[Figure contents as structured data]
* begin *

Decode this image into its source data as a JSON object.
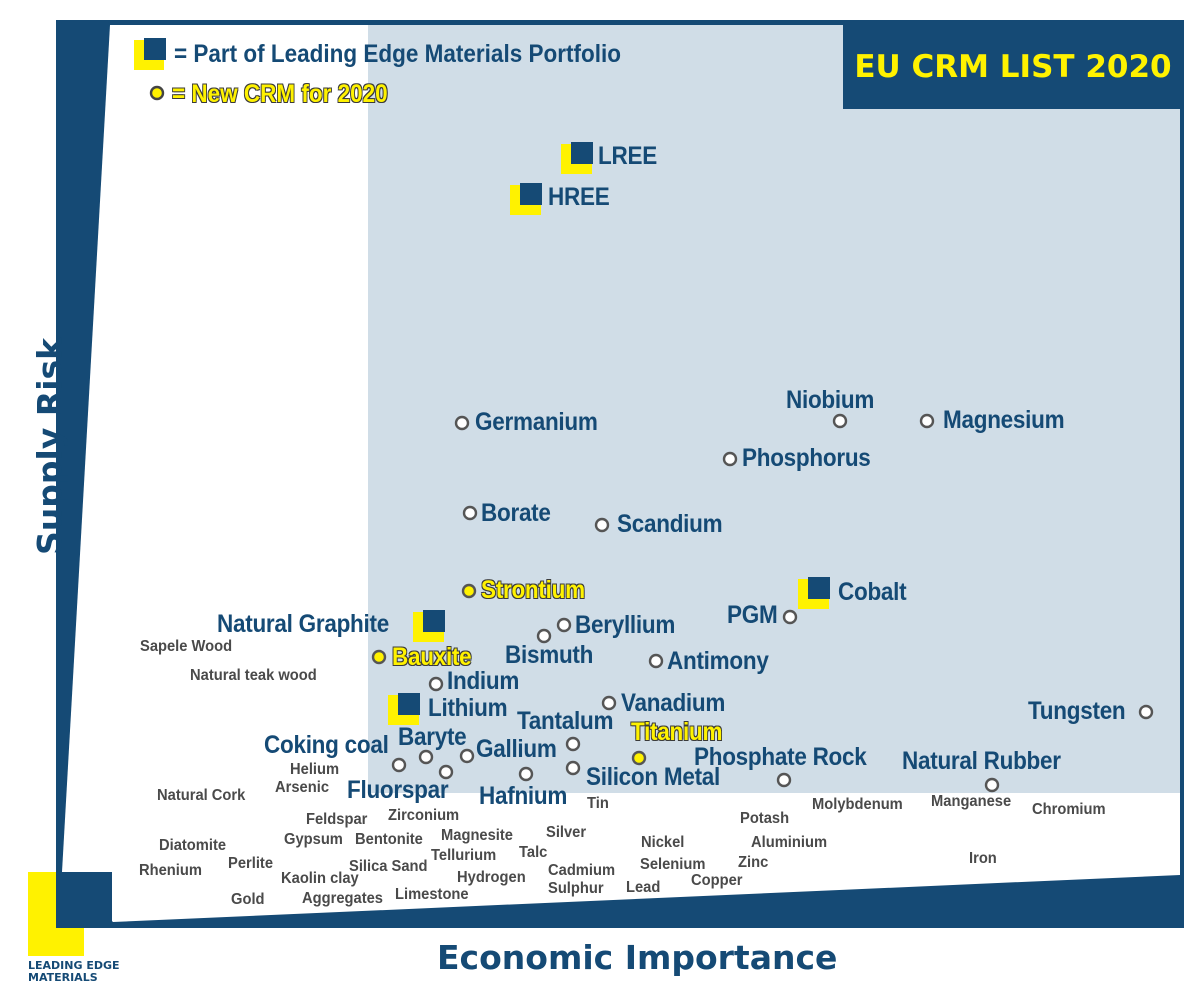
{
  "title": "EU CRM LIST 2020",
  "xlabel": "Economic Importance",
  "ylabel": "Supply Risk",
  "logo_text": [
    "LEADING EDGE",
    "MATERIALS"
  ],
  "legend": {
    "portfolio": "= Part of Leading Edge Materials Portfolio",
    "new_crm": "= New CRM for 2020"
  },
  "colors": {
    "navy": "#154a75",
    "yellow": "#fff200",
    "crm_zone": "#d0dde7",
    "marker_outline": "#555555",
    "non_crm_text": "#4a4a4a"
  },
  "chart_data": {
    "type": "scatter",
    "title": "EU CRM LIST 2020",
    "xlabel": "Economic Importance",
    "ylabel": "Supply Risk",
    "critical_zone": {
      "economic_importance_min": 2.8,
      "supply_risk_min": 1.0
    },
    "series": [
      {
        "name": "Part of Leading Edge Materials Portfolio",
        "marker": "square",
        "points": [
          {
            "label": "LREE",
            "x": 3.9,
            "y": 6.0
          },
          {
            "label": "HREE",
            "x": 3.7,
            "y": 5.6
          },
          {
            "label": "Cobalt",
            "x": 5.9,
            "y": 2.5
          },
          {
            "label": "Natural Graphite",
            "x": 3.1,
            "y": 2.3
          },
          {
            "label": "Lithium",
            "x": 2.4,
            "y": 1.6
          }
        ]
      },
      {
        "name": "New CRM for 2020",
        "marker": "circle-yellow",
        "points": [
          {
            "label": "Strontium",
            "x": 3.3,
            "y": 2.6
          },
          {
            "label": "Bauxite",
            "x": 2.9,
            "y": 2.1
          },
          {
            "label": "Titanium",
            "x": 4.6,
            "y": 1.3
          }
        ]
      },
      {
        "marker": "circle",
        "points": [
          {
            "label": "Germanium",
            "x": 3.5,
            "y": 3.9
          },
          {
            "label": "Niobium",
            "x": 6.0,
            "y": 3.9
          },
          {
            "label": "Magnesium",
            "x": 6.6,
            "y": 3.9
          },
          {
            "label": "Phosphorus",
            "x": 5.1,
            "y": 3.5
          },
          {
            "label": "Borate",
            "x": 3.1,
            "y": 3.0
          },
          {
            "label": "Scandium",
            "x": 4.4,
            "y": 2.9
          },
          {
            "label": "Beryllium",
            "x": 4.2,
            "y": 2.3
          },
          {
            "label": "Bismuth",
            "x": 3.8,
            "y": 2.2
          },
          {
            "label": "PGM",
            "x": 5.6,
            "y": 2.3
          },
          {
            "label": "Antimony",
            "x": 4.3,
            "y": 2.0
          },
          {
            "label": "Indium",
            "x": 3.3,
            "y": 1.8
          },
          {
            "label": "Vanadium",
            "x": 4.4,
            "y": 1.7
          },
          {
            "label": "Tungsten",
            "x": 8.1,
            "y": 1.6
          },
          {
            "label": "Tantalum",
            "x": 3.9,
            "y": 1.4
          },
          {
            "label": "Baryte",
            "x": 2.9,
            "y": 1.3
          },
          {
            "label": "Gallium",
            "x": 3.4,
            "y": 1.3
          },
          {
            "label": "Coking coal",
            "x": 3.0,
            "y": 1.2
          },
          {
            "label": "Fluorspar",
            "x": 3.3,
            "y": 1.2
          },
          {
            "label": "Hafnium",
            "x": 3.8,
            "y": 1.1
          },
          {
            "label": "Silicon Metal",
            "x": 4.2,
            "y": 1.2
          },
          {
            "label": "Phosphate Rock",
            "x": 5.6,
            "y": 1.0
          },
          {
            "label": "Natural Rubber",
            "x": 7.0,
            "y": 1.0
          }
        ]
      }
    ],
    "non_critical_labels": [
      "Sapele Wood",
      "Natural teak wood",
      "Natural Cork",
      "Helium",
      "Arsenic",
      "Feldspar",
      "Zirconium",
      "Gypsum",
      "Bentonite",
      "Magnesite",
      "Silver",
      "Tellurium",
      "Talc",
      "Diatomite",
      "Rhenium",
      "Perlite",
      "Silica Sand",
      "Kaolin clay",
      "Gold",
      "Aggregates",
      "Limestone",
      "Hydrogen",
      "Cadmium",
      "Sulphur",
      "Lead",
      "Nickel",
      "Selenium",
      "Copper",
      "Zinc",
      "Aluminium",
      "Potash",
      "Molybdenum",
      "Manganese",
      "Chromium",
      "Iron",
      "Tin"
    ]
  }
}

* end *

(Your instructions):
Check each line of the data above for the string "Natural" and report only how many lines have it.

(Answer to this problem):
4